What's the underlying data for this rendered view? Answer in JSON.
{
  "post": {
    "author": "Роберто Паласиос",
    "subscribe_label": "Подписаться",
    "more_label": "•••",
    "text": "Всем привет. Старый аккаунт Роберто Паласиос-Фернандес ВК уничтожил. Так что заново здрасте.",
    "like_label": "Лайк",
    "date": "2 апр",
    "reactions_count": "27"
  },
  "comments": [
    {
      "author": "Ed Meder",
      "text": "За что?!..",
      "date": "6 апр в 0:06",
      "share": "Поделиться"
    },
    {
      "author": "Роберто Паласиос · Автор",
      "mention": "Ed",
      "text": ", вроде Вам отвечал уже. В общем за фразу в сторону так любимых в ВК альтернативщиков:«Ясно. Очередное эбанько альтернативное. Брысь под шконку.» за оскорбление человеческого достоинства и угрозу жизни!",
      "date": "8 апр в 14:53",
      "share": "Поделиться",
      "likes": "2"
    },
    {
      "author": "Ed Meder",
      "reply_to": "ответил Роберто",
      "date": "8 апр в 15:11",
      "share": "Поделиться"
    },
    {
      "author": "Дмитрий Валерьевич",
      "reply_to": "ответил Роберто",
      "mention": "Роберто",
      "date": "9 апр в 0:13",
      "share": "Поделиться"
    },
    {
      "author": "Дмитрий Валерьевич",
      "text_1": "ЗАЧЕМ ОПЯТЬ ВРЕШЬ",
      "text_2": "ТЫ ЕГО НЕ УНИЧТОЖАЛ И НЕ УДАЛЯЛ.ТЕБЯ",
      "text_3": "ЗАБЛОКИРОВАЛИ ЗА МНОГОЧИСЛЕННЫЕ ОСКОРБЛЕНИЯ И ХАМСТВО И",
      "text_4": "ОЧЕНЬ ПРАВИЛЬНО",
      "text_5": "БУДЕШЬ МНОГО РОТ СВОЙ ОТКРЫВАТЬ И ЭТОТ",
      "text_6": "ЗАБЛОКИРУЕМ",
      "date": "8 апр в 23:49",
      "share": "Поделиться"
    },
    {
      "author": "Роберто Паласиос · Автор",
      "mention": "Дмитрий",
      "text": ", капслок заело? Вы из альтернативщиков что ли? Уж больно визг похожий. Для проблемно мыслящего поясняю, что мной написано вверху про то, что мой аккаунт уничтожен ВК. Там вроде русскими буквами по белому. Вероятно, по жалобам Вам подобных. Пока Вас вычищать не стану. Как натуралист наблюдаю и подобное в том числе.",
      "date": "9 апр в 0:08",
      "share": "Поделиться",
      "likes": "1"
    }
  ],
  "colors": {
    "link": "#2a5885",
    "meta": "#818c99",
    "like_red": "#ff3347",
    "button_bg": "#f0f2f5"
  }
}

────────

_Exercise goal_
Print the listing above in full, exactly as it is.

_Result for this exercise_
What's the underlying data for this rendered view? Answer in JSON.
{
  "post": {
    "author": "Роберто Паласиос",
    "subscribe_label": "Подписаться",
    "more_label": "•••",
    "text": "Всем привет. Старый аккаунт Роберто Паласиос-Фернандес ВК уничтожил. Так что заново здрасте.",
    "like_label": "Лайк",
    "date": "2 апр",
    "reactions_count": "27"
  },
  "comments": [
    {
      "author": "Ed Meder",
      "text": "За что?!..",
      "date": "6 апр в 0:06",
      "share": "Поделиться"
    },
    {
      "author": "Роберто Паласиос · Автор",
      "mention": "Ed",
      "text": ", вроде Вам отвечал уже. В общем за фразу в сторону так любимых в ВК альтернативщиков:«Ясно. Очередное эбанько альтернативное. Брысь под шконку.» за оскорбление человеческого достоинства и угрозу жизни!",
      "date": "8 апр в 14:53",
      "share": "Поделиться",
      "likes": "2"
    },
    {
      "author": "Ed Meder",
      "reply_to": "ответил Роберто",
      "date": "8 апр в 15:11",
      "share": "Поделиться"
    },
    {
      "author": "Дмитрий Валерьевич",
      "reply_to": "ответил Роберто",
      "mention": "Роберто",
      "date": "9 апр в 0:13",
      "share": "Поделиться"
    },
    {
      "author": "Дмитрий Валерьевич",
      "text_1": "ЗАЧЕМ ОПЯТЬ ВРЕШЬ",
      "text_2": "ТЫ ЕГО НЕ УНИЧТОЖАЛ И НЕ УДАЛЯЛ.ТЕБЯ",
      "text_3": "ЗАБЛОКИРОВАЛИ ЗА МНОГОЧИСЛЕННЫЕ ОСКОРБЛЕНИЯ И ХАМСТВО И",
      "text_4": "ОЧЕНЬ ПРАВИЛЬНО",
      "text_5": "БУДЕШЬ МНОГО РОТ СВОЙ ОТКРЫВАТЬ И ЭТОТ",
      "text_6": "ЗАБЛОКИРУЕМ",
      "date": "8 апр в 23:49",
      "share": "Поделиться"
    },
    {
      "author": "Роберто Паласиос · Автор",
      "mention": "Дмитрий",
      "text": ", капслок заело? Вы из альтернативщиков что ли? Уж больно визг похожий. Для проблемно мыслящего поясняю, что мной написано вверху про то, что мой аккаунт уничтожен ВК. Там вроде русскими буквами по белому. Вероятно, по жалобам Вам подобных. Пока Вас вычищать не стану. Как натуралист наблюдаю и подобное в том числе.",
      "date": "9 апр в 0:08",
      "share": "Поделиться",
      "likes": "1"
    }
  ],
  "colors": {
    "link": "#2a5885",
    "meta": "#818c99",
    "like_red": "#ff3347",
    "button_bg": "#f0f2f5"
  }
}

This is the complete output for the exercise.